[Records about charts and figures]:

## start

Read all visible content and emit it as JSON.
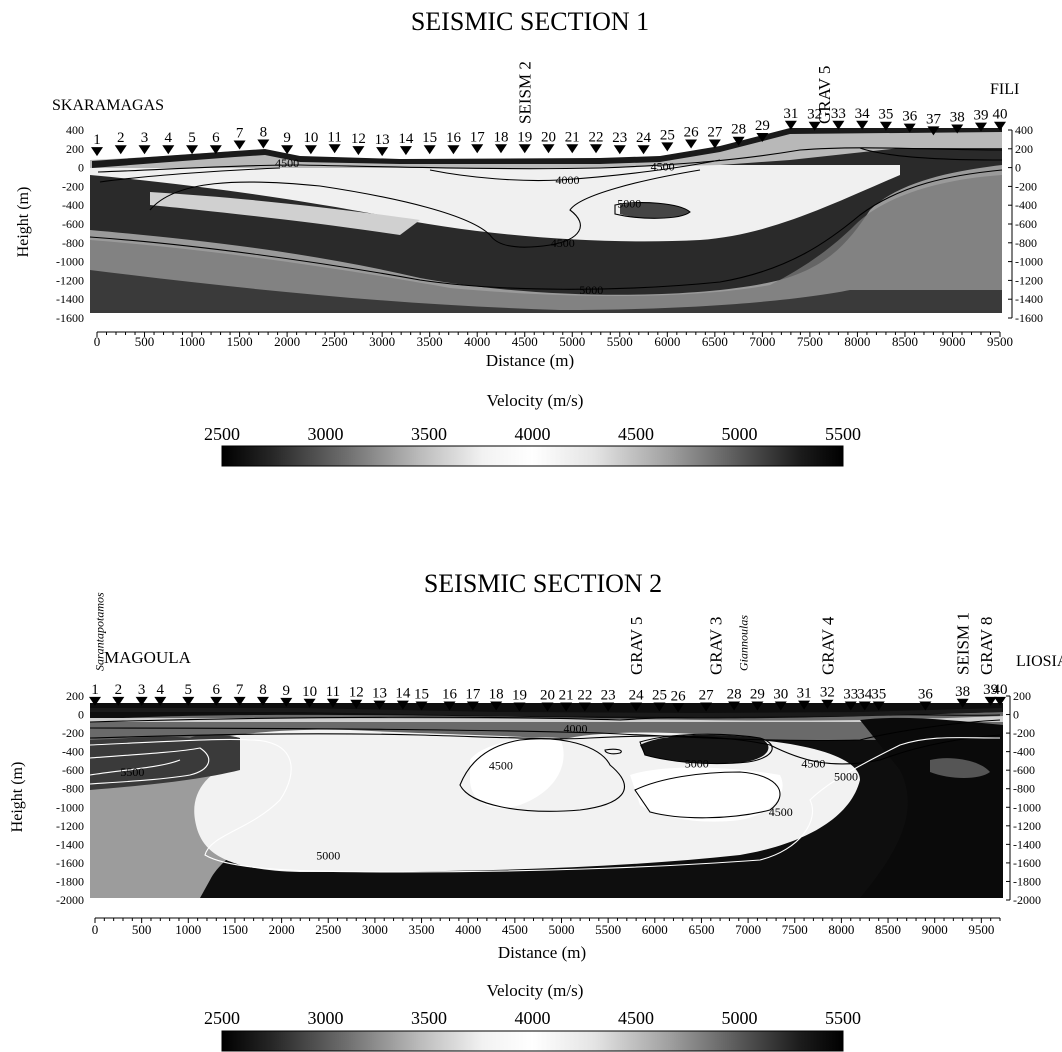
{
  "chart_data": [
    {
      "type": "heatmap",
      "title": "SEISMIC SECTION  1",
      "xlabel": "Distance (m)",
      "ylabel": "Height (m)",
      "xlim": [
        0,
        9500
      ],
      "ylim": [
        -1600,
        400
      ],
      "x_ticks": [
        0,
        500,
        1000,
        1500,
        2000,
        2500,
        3000,
        3500,
        4000,
        4500,
        5000,
        5500,
        6000,
        6500,
        7000,
        7500,
        8000,
        8500,
        9000,
        9500
      ],
      "y_ticks": [
        400,
        200,
        0,
        -200,
        -400,
        -600,
        -800,
        -1000,
        -1200,
        -1400,
        -1600
      ],
      "left_label": "SKARAMAGAS",
      "right_label": "FILI",
      "stations": [
        {
          "n": "1",
          "x": 0,
          "z": 80
        },
        {
          "n": "2",
          "x": 250,
          "z": 100
        },
        {
          "n": "3",
          "x": 500,
          "z": 100
        },
        {
          "n": "4",
          "x": 750,
          "z": 100
        },
        {
          "n": "5",
          "x": 1000,
          "z": 100
        },
        {
          "n": "6",
          "x": 1250,
          "z": 100
        },
        {
          "n": "7",
          "x": 1500,
          "z": 150
        },
        {
          "n": "8",
          "x": 1750,
          "z": 160
        },
        {
          "n": "9",
          "x": 2000,
          "z": 100
        },
        {
          "n": "10",
          "x": 2250,
          "z": 100
        },
        {
          "n": "11",
          "x": 2500,
          "z": 110
        },
        {
          "n": "12",
          "x": 2750,
          "z": 90
        },
        {
          "n": "13",
          "x": 3000,
          "z": 80
        },
        {
          "n": "14",
          "x": 3250,
          "z": 90
        },
        {
          "n": "15",
          "x": 3500,
          "z": 100
        },
        {
          "n": "16",
          "x": 3750,
          "z": 100
        },
        {
          "n": "17",
          "x": 4000,
          "z": 110
        },
        {
          "n": "18",
          "x": 4250,
          "z": 110
        },
        {
          "n": "19",
          "x": 4500,
          "z": 110
        },
        {
          "n": "20",
          "x": 4750,
          "z": 110
        },
        {
          "n": "21",
          "x": 5000,
          "z": 110
        },
        {
          "n": "22",
          "x": 5250,
          "z": 110
        },
        {
          "n": "23",
          "x": 5500,
          "z": 100
        },
        {
          "n": "24",
          "x": 5750,
          "z": 100
        },
        {
          "n": "25",
          "x": 6000,
          "z": 130
        },
        {
          "n": "26",
          "x": 6250,
          "z": 160
        },
        {
          "n": "27",
          "x": 6500,
          "z": 160
        },
        {
          "n": "28",
          "x": 6750,
          "z": 190
        },
        {
          "n": "29",
          "x": 7000,
          "z": 230
        },
        {
          "n": "31",
          "x": 7300,
          "z": 360
        },
        {
          "n": "32",
          "x": 7550,
          "z": 350
        },
        {
          "n": "33",
          "x": 7800,
          "z": 360
        },
        {
          "n": "34",
          "x": 8050,
          "z": 360
        },
        {
          "n": "35",
          "x": 8300,
          "z": 350
        },
        {
          "n": "36",
          "x": 8550,
          "z": 330
        },
        {
          "n": "37",
          "x": 8800,
          "z": 300
        },
        {
          "n": "38",
          "x": 9050,
          "z": 320
        },
        {
          "n": "39",
          "x": 9300,
          "z": 340
        },
        {
          "n": "40",
          "x": 9500,
          "z": 350
        }
      ],
      "markers": [
        {
          "label": "SEISM 2",
          "x": 4500
        },
        {
          "label": "GRAV 5",
          "x": 7650
        }
      ],
      "contour_labels": [
        {
          "v": "4500",
          "x": 2000,
          "z": 50
        },
        {
          "v": "4000",
          "x": 4950,
          "z": -130
        },
        {
          "v": "4500",
          "x": 5950,
          "z": 10
        },
        {
          "v": "5000",
          "x": 5600,
          "z": -380
        },
        {
          "v": "4500",
          "x": 4900,
          "z": -800
        },
        {
          "v": "5000",
          "x": 5200,
          "z": -1300
        }
      ],
      "colorbar": {
        "label": "Velocity (m/s)",
        "min": 2500,
        "max": 5500,
        "ticks": [
          2500,
          3000,
          3500,
          4000,
          4500,
          5000,
          5500
        ]
      }
    },
    {
      "type": "heatmap",
      "title": "SEISMIC SECTION  2",
      "xlabel": "Distance (m)",
      "ylabel": "Height (m)",
      "xlim": [
        0,
        9700
      ],
      "ylim": [
        -2000,
        200
      ],
      "x_ticks": [
        0,
        500,
        1000,
        1500,
        2000,
        2500,
        3000,
        3500,
        4000,
        4500,
        5000,
        5500,
        6000,
        6500,
        7000,
        7500,
        8000,
        8500,
        9000,
        9500
      ],
      "y_ticks": [
        200,
        0,
        -200,
        -400,
        -600,
        -800,
        -1000,
        -1200,
        -1400,
        -1600,
        -1800,
        -2000
      ],
      "left_label": "MAGOULA",
      "right_label": "LIOSIA",
      "stations": [
        {
          "n": "1",
          "x": 0,
          "z": 50
        },
        {
          "n": "2",
          "x": 250,
          "z": 50
        },
        {
          "n": "3",
          "x": 500,
          "z": 50
        },
        {
          "n": "4",
          "x": 700,
          "z": 50
        },
        {
          "n": "5",
          "x": 1000,
          "z": 50
        },
        {
          "n": "6",
          "x": 1300,
          "z": 50
        },
        {
          "n": "7",
          "x": 1550,
          "z": 50
        },
        {
          "n": "8",
          "x": 1800,
          "z": 50
        },
        {
          "n": "9",
          "x": 2050,
          "z": 40
        },
        {
          "n": "10",
          "x": 2300,
          "z": 30
        },
        {
          "n": "11",
          "x": 2550,
          "z": 30
        },
        {
          "n": "12",
          "x": 2800,
          "z": 20
        },
        {
          "n": "13",
          "x": 3050,
          "z": 10
        },
        {
          "n": "14",
          "x": 3300,
          "z": 10
        },
        {
          "n": "15",
          "x": 3500,
          "z": 0
        },
        {
          "n": "16",
          "x": 3800,
          "z": 0
        },
        {
          "n": "17",
          "x": 4050,
          "z": 0
        },
        {
          "n": "18",
          "x": 4300,
          "z": 0
        },
        {
          "n": "19",
          "x": 4550,
          "z": -10
        },
        {
          "n": "20",
          "x": 4850,
          "z": -10
        },
        {
          "n": "21",
          "x": 5050,
          "z": -10
        },
        {
          "n": "22",
          "x": 5250,
          "z": -10
        },
        {
          "n": "23",
          "x": 5500,
          "z": -10
        },
        {
          "n": "24",
          "x": 5800,
          "z": -10
        },
        {
          "n": "25",
          "x": 6050,
          "z": -10
        },
        {
          "n": "26",
          "x": 6250,
          "z": -20
        },
        {
          "n": "27",
          "x": 6550,
          "z": -10
        },
        {
          "n": "28",
          "x": 6850,
          "z": 0
        },
        {
          "n": "29",
          "x": 7100,
          "z": 0
        },
        {
          "n": "30",
          "x": 7350,
          "z": 0
        },
        {
          "n": "31",
          "x": 7600,
          "z": 10
        },
        {
          "n": "32",
          "x": 7850,
          "z": 20
        },
        {
          "n": "33",
          "x": 8100,
          "z": 0
        },
        {
          "n": "34",
          "x": 8250,
          "z": 0
        },
        {
          "n": "35",
          "x": 8400,
          "z": 0
        },
        {
          "n": "36",
          "x": 8900,
          "z": 0
        },
        {
          "n": "38",
          "x": 9300,
          "z": 30
        },
        {
          "n": "39",
          "x": 9600,
          "z": 50
        },
        {
          "n": "40",
          "x": 9700,
          "z": 50
        }
      ],
      "markers": [
        {
          "label": "GRAV 5",
          "x": 5800
        },
        {
          "label": "GRAV 3",
          "x": 6650
        },
        {
          "label": "GRAV 4",
          "x": 7850
        },
        {
          "label": "SEISM 1",
          "x": 9300
        },
        {
          "label": "GRAV 8",
          "x": 9550
        }
      ],
      "italic_labels": [
        {
          "text": "Sarantapotamos",
          "x": 50
        },
        {
          "text": "Giannoulas",
          "x": 6950
        }
      ],
      "contour_labels": [
        {
          "v": "4000",
          "x": 5150,
          "z": -150
        },
        {
          "v": "4500",
          "x": 4350,
          "z": -550
        },
        {
          "v": "5000",
          "x": 6450,
          "z": -530
        },
        {
          "v": "4500",
          "x": 7700,
          "z": -530
        },
        {
          "v": "5000",
          "x": 8050,
          "z": -670
        },
        {
          "v": "4500",
          "x": 7350,
          "z": -1050
        },
        {
          "v": "5000",
          "x": 2500,
          "z": -1520
        },
        {
          "v": "5500",
          "x": 400,
          "z": -620
        }
      ],
      "colorbar": {
        "label": "Velocity (m/s)",
        "min": 2500,
        "max": 5500,
        "ticks": [
          2500,
          3000,
          3500,
          4000,
          4500,
          5000,
          5500
        ]
      }
    }
  ]
}
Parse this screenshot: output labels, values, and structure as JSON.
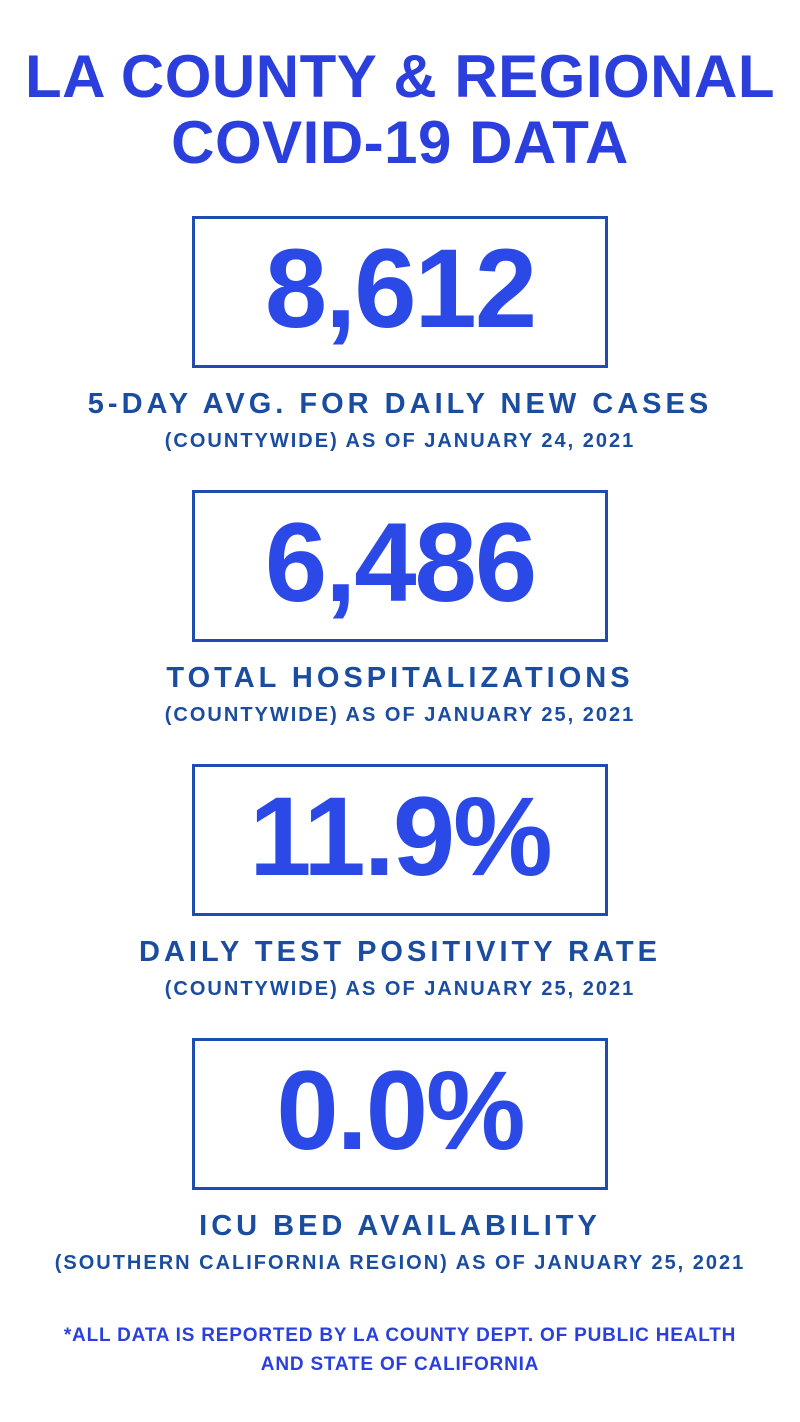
{
  "page": {
    "title_line1": "LA COUNTY & REGIONAL",
    "title_line2": "COVID-19 DATA"
  },
  "stats": [
    {
      "value": "8,612",
      "label": "5-DAY AVG. FOR DAILY NEW CASES",
      "sublabel": "(COUNTYWIDE) AS OF JANUARY 24, 2021"
    },
    {
      "value": "6,486",
      "label": "TOTAL HOSPITALIZATIONS",
      "sublabel": "(COUNTYWIDE) AS OF JANUARY 25, 2021"
    },
    {
      "value": "11.9%",
      "label": "DAILY TEST POSITIVITY RATE",
      "sublabel": "(COUNTYWIDE) AS OF JANUARY 25, 2021"
    },
    {
      "value": "0.0%",
      "label": "ICU BED AVAILABILITY",
      "sublabel": "(SOUTHERN CALIFORNIA REGION) AS OF JANUARY 25, 2021"
    }
  ],
  "footer": {
    "line1": "*ALL DATA IS REPORTED BY LA COUNTY DEPT. OF PUBLIC HEALTH",
    "line2": "AND STATE OF CALIFORNIA"
  },
  "colors": {
    "bright-blue": "#2b3fdd",
    "number-blue": "#2b49e6",
    "label-navy": "#1a4da0",
    "border-blue": "#1f4cb0",
    "bg": "#ffffff"
  }
}
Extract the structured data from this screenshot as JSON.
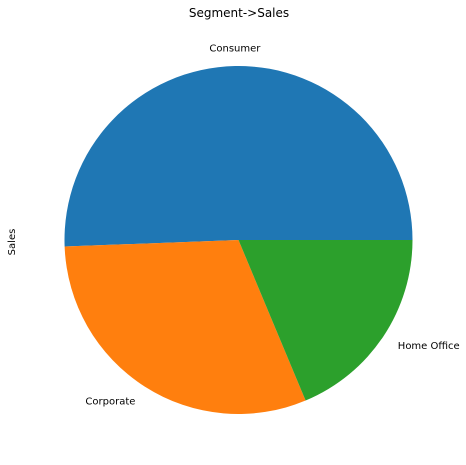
{
  "chart_data": {
    "type": "pie",
    "title": "Segment->Sales",
    "ylabel": "Sales",
    "slices": [
      {
        "label": "Consumer",
        "value": 50.6,
        "color": "#1f77b4"
      },
      {
        "label": "Corporate",
        "value": 30.7,
        "color": "#ff7f0e"
      },
      {
        "label": "Home Office",
        "value": 18.7,
        "color": "#2ca02c"
      }
    ],
    "start_angle_deg": 0,
    "direction": "counterclockwise"
  }
}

## end

[Stated goal]: Do not include pictures. Copy only the lines running from the line with "Extract the structured" through the last line of the records, exactly as they appear.

[In response]:
Extract the structured data from this screenshot as JSON.
{
  "chart_data": {
    "type": "pie",
    "title": "Segment->Sales",
    "ylabel": "Sales",
    "slices": [
      {
        "label": "Consumer",
        "value": 50.6,
        "color": "#1f77b4"
      },
      {
        "label": "Corporate",
        "value": 30.7,
        "color": "#ff7f0e"
      },
      {
        "label": "Home Office",
        "value": 18.7,
        "color": "#2ca02c"
      }
    ],
    "start_angle_deg": 0,
    "direction": "counterclockwise"
  }
}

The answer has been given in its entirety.